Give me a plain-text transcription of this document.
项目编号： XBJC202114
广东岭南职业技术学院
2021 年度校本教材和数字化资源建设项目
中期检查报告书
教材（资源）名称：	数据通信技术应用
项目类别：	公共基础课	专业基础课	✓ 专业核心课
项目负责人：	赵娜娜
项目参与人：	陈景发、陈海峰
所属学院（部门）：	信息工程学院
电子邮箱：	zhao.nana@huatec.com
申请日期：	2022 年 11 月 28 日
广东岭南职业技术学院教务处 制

________________

Set down every line of the listing above again, exactly as given.

Reply to the exercise
Give me a plain-text transcription of this document.
项目编号： XBJC202114
广东岭南职业技术学院
2021 年度校本教材和数字化资源建设项目
中期检查报告书
教材（资源）名称：	数据通信技术应用
项目类别：	公共基础课	专业基础课	✓ 专业核心课
项目负责人：	赵娜娜
项目参与人：	陈景发、陈海峰
所属学院（部门）：	信息工程学院
电子邮箱：	zhao.nana@huatec.com
申请日期：	2022 年 11 月 28 日
广东岭南职业技术学院教务处 制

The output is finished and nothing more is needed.